START Supplied entries
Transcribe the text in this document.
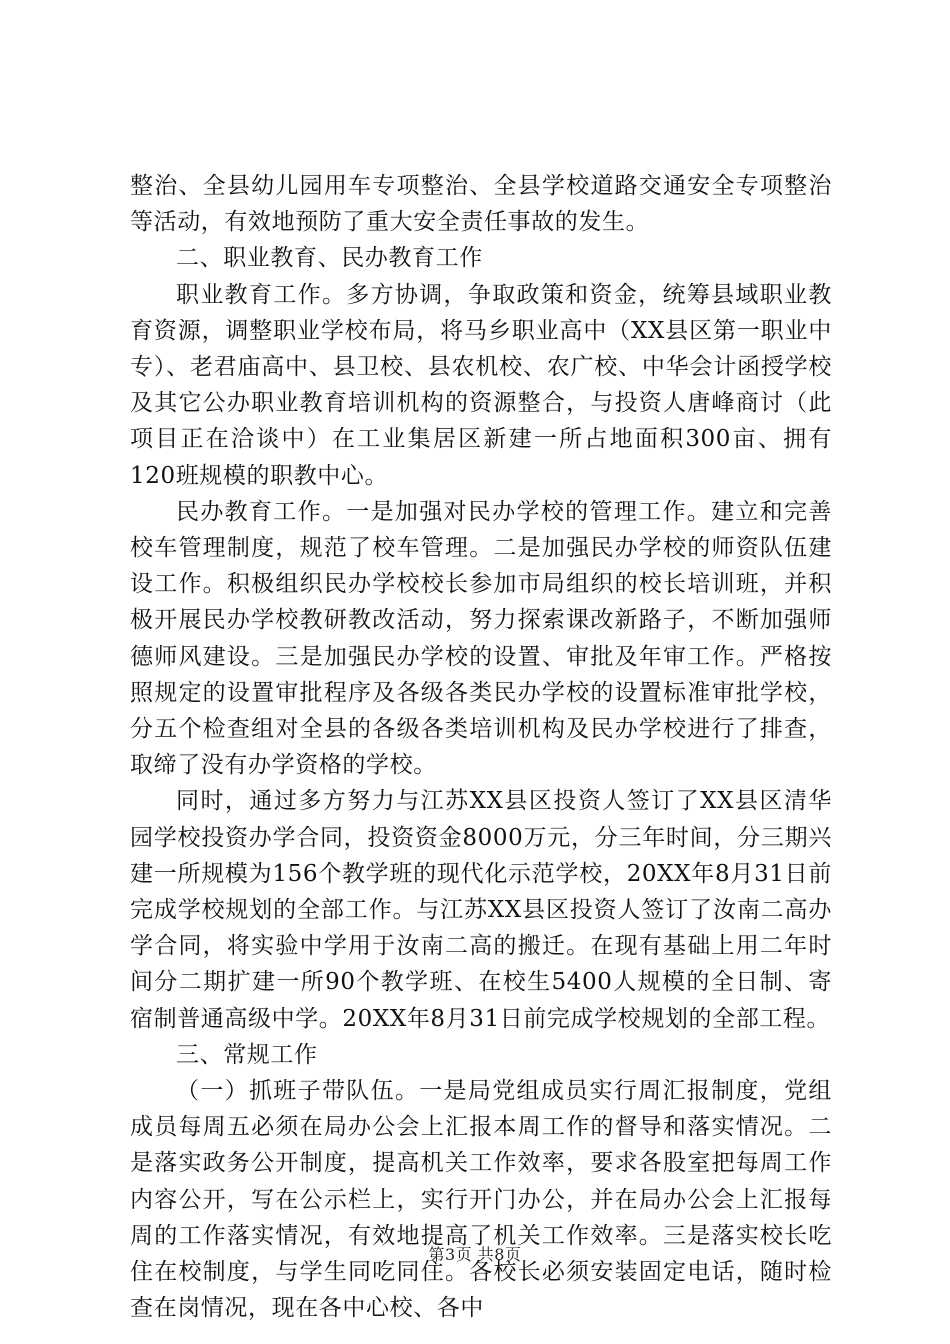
整治、全县幼儿园用车专项整治、全县学校道路交通安全专项整治等活动，有效地预防了重大安全责任事故的发生。

二、职业教育、民办教育工作

职业教育工作。多方协调，争取政策和资金，统筹县域职业教育资源，调整职业学校布局，将马乡职业高中（XX县区第一职业中专）、老君庙高中、县卫校、县农机校、农广校、中华会计函授学校及其它公办职业教育培训机构的资源整合，与投资人唐峰商讨（此项目正在洽谈中）在工业集居区新建一所占地面积300亩、拥有120班规模的职教中心。

民办教育工作。一是加强对民办学校的管理工作。建立和完善校车管理制度，规范了校车管理。二是加强民办学校的师资队伍建设工作。积极组织民办学校校长参加市局组织的校长培训班，并积极开展民办学校教研教改活动，努力探索课改新路子，不断加强师德师风建设。三是加强民办学校的设置、审批及年审工作。严格按照规定的设置审批程序及各级各类民办学校的设置标准审批学校，分五个检查组对全县的各级各类培训机构及民办学校进行了排查，取缔了没有办学资格的学校。

同时，通过多方努力与江苏XX县区投资人签订了XX县区清华园学校投资办学合同，投资资金8000万元，分三年时间，分三期兴建一所规模为156个教学班的现代化示范学校，20XX年8月31日前完成学校规划的全部工作。与江苏XX县区投资人签订了汝南二高办学合同，将实验中学用于汝南二高的搬迁。在现有基础上用二年时间分二期扩建一所90个教学班、在校生5400人规模的全日制、寄宿制普通高级中学。20XX年8月31日前完成学校规划的全部工程。

三、常规工作

（一）抓班子带队伍。一是局党组成员实行周汇报制度，党组成员每周五必须在局办公会上汇报本周工作的督导和落实情况。二是落实政务公开制度，提高机关工作效率，要求各股室把每周工作内容公开，写在公示栏上，实行开门办公，并在局办公会上汇报每周的工作落实情况，有效地提高了机关工作效率。三是落实校长吃住在校制度，与学生同吃同住。各校长必须安装固定电话，随时检查在岗情况，现在各中心校、各中

第3页 共8页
END Supplied entries
- _Exercise_
Take the listing above and restate it word for word, without its pictures.

- _Finished task_
Transcribe the text in this document.
整治、全县幼儿园用车专项整治、全县学校道路交通安全专项整治等活动，有效地预防了重大安全责任事故的发生。

二、职业教育、民办教育工作

职业教育工作。多方协调，争取政策和资金，统筹县域职业教育资源，调整职业学校布局，将马乡职业高中（XX县区第一职业中专）、老君庙高中、县卫校、县农机校、农广校、中华会计函授学校及其它公办职业教育培训机构的资源整合，与投资人唐峰商讨（此项目正在洽谈中）在工业集居区新建一所占地面积300亩、拥有120班规模的职教中心。

民办教育工作。一是加强对民办学校的管理工作。建立和完善校车管理制度，规范了校车管理。二是加强民办学校的师资队伍建设工作。积极组织民办学校校长参加市局组织的校长培训班，并积极开展民办学校教研教改活动，努力探索课改新路子，不断加强师德师风建设。三是加强民办学校的设置、审批及年审工作。严格按照规定的设置审批程序及各级各类民办学校的设置标准审批学校，分五个检查组对全县的各级各类培训机构及民办学校进行了排查，取缔了没有办学资格的学校。

同时，通过多方努力与江苏XX县区投资人签订了XX县区清华园学校投资办学合同，投资资金8000万元，分三年时间，分三期兴建一所规模为156个教学班的现代化示范学校，20XX年8月31日前完成学校规划的全部工作。与江苏XX县区投资人签订了汝南二高办学合同，将实验中学用于汝南二高的搬迁。在现有基础上用二年时间分二期扩建一所90个教学班、在校生5400人规模的全日制、寄宿制普通高级中学。20XX年8月31日前完成学校规划的全部工程。

三、常规工作

（一）抓班子带队伍。一是局党组成员实行周汇报制度，党组成员每周五必须在局办公会上汇报本周工作的督导和落实情况。二是落实政务公开制度，提高机关工作效率，要求各股室把每周工作内容公开，写在公示栏上，实行开门办公，并在局办公会上汇报每周的工作落实情况，有效地提高了机关工作效率。三是落实校长吃住在校制度，与学生同吃同住。各校长必须安装固定电话，随时检查在岗情况，现在各中心校、各中

第3页 共8页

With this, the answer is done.